What you have to do:
Restate each of the lines given below, word for word.

Extracted records:

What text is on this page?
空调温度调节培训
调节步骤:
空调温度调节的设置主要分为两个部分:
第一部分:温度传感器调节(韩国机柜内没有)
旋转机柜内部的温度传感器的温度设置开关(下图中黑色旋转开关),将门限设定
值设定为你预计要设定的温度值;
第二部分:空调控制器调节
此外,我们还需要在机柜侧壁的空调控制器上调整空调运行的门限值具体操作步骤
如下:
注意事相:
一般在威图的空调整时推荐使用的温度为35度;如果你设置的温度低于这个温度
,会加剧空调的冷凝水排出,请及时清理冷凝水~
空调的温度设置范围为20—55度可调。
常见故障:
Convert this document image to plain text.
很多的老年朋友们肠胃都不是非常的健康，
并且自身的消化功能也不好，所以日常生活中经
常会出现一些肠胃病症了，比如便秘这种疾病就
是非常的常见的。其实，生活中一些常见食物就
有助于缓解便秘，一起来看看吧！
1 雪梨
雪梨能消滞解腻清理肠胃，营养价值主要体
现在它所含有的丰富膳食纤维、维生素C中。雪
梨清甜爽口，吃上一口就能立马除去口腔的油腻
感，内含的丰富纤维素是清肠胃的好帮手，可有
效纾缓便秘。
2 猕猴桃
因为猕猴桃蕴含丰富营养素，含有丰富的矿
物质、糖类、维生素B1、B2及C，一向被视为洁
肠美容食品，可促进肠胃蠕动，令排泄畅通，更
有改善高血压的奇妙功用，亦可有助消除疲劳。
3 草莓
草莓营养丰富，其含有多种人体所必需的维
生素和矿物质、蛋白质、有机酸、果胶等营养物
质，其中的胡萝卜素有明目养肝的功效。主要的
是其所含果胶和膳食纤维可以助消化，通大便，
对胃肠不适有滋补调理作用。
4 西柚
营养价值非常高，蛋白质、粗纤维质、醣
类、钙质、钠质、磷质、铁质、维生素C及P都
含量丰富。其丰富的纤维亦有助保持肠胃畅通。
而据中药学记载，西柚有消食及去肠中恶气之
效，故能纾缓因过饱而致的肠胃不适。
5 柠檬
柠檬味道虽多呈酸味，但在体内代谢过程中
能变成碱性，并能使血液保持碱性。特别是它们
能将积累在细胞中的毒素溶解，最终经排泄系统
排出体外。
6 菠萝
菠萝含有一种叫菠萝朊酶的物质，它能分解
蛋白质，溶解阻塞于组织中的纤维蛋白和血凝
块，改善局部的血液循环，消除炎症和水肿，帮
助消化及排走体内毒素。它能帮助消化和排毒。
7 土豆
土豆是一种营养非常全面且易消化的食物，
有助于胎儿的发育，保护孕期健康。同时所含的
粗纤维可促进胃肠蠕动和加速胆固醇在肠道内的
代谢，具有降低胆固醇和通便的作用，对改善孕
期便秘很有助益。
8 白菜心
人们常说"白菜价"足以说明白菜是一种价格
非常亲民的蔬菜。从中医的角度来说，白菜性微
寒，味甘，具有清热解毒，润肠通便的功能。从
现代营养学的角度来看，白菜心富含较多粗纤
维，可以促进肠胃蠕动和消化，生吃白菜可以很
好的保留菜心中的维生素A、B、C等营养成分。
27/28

Result of this exercise:
What text is on this page?
空调温度调节培训
调节步骤:
空调温度调节的设置主要分为两个部分:
第一部分:温度传感器调节(韩国机柜内没有)
旋转机柜内部的温度传感器的温度设置开关(下图中黑色旋转开关),将门限设定
值设定为你预计要设定的温度值;
第二部分:空调控制器调节
此外,我们还需要在机柜侧壁的空调控制器上调整空调运行的门限值具体操作步骤
如下:
注意事相:
一般在威图的空调整时推荐使用的温度为35度;如果你设置的温度低于这个温度
,会加剧空调的冷凝水排出,请及时清理冷凝水~
空调的温度设置范围为20—55度可调。
常见故障:
Convert this document image to plain text.
很多的老年朋友们肠胃都不是非常的健康，
并且自身的消化功能也不好，所以日常生活中经
常会出现一些肠胃病症了，比如便秘这种疾病就
是非常的常见的。其实，生活中一些常见食物就
有助于缓解便秘，一起来看看吧！
1 雪梨
雪梨能消滞解腻清理肠胃，营养价值主要体
现在它所含有的丰富膳食纤维、维生素C中。雪
梨清甜爽口，吃上一口就能立马除去口腔的油腻
感，内含的丰富纤维素是清肠胃的好帮手，可有
效纾缓便秘。
2 猕猴桃
因为猕猴桃蕴含丰富营养素，含有丰富的矿
物质、糖类、维生素B1、B2及C，一向被视为洁
肠美容食品，可促进肠胃蠕动，令排泄畅通，更
有改善高血压的奇妙功用，亦可有助消除疲劳。
3 草莓
草莓营养丰富，其含有多种人体所必需的维
生素和矿物质、蛋白质、有机酸、果胶等营养物
质，其中的胡萝卜素有明目养肝的功效。主要的
是其所含果胶和膳食纤维可以助消化，通大便，
对胃肠不适有滋补调理作用。
4 西柚
营养价值非常高，蛋白质、粗纤维质、醣
类、钙质、钠质、磷质、铁质、维生素C及P都
含量丰富。其丰富的纤维亦有助保持肠胃畅通。
而据中药学记载，西柚有消食及去肠中恶气之
效，故能纾缓因过饱而致的肠胃不适。
5 柠檬
柠檬味道虽多呈酸味，但在体内代谢过程中
能变成碱性，并能使血液保持碱性。特别是它们
能将积累在细胞中的毒素溶解，最终经排泄系统
排出体外。
6 菠萝
菠萝含有一种叫菠萝朊酶的物质，它能分解
蛋白质，溶解阻塞于组织中的纤维蛋白和血凝
块，改善局部的血液循环，消除炎症和水肿，帮
助消化及排走体内毒素。它能帮助消化和排毒。
7 土豆
土豆是一种营养非常全面且易消化的食物，
有助于胎儿的发育，保护孕期健康。同时所含的
粗纤维可促进胃肠蠕动和加速胆固醇在肠道内的
代谢，具有降低胆固醇和通便的作用，对改善孕
期便秘很有助益。
8 白菜心
人们常说"白菜价"足以说明白菜是一种价格
非常亲民的蔬菜。从中医的角度来说，白菜性微
寒，味甘，具有清热解毒，润肠通便的功能。从
现代营养学的角度来看，白菜心富含较多粗纤
维，可以促进肠胃蠕动和消化，生吃白菜可以很
好的保留菜心中的维生素A、B、C等营养成分。
27/28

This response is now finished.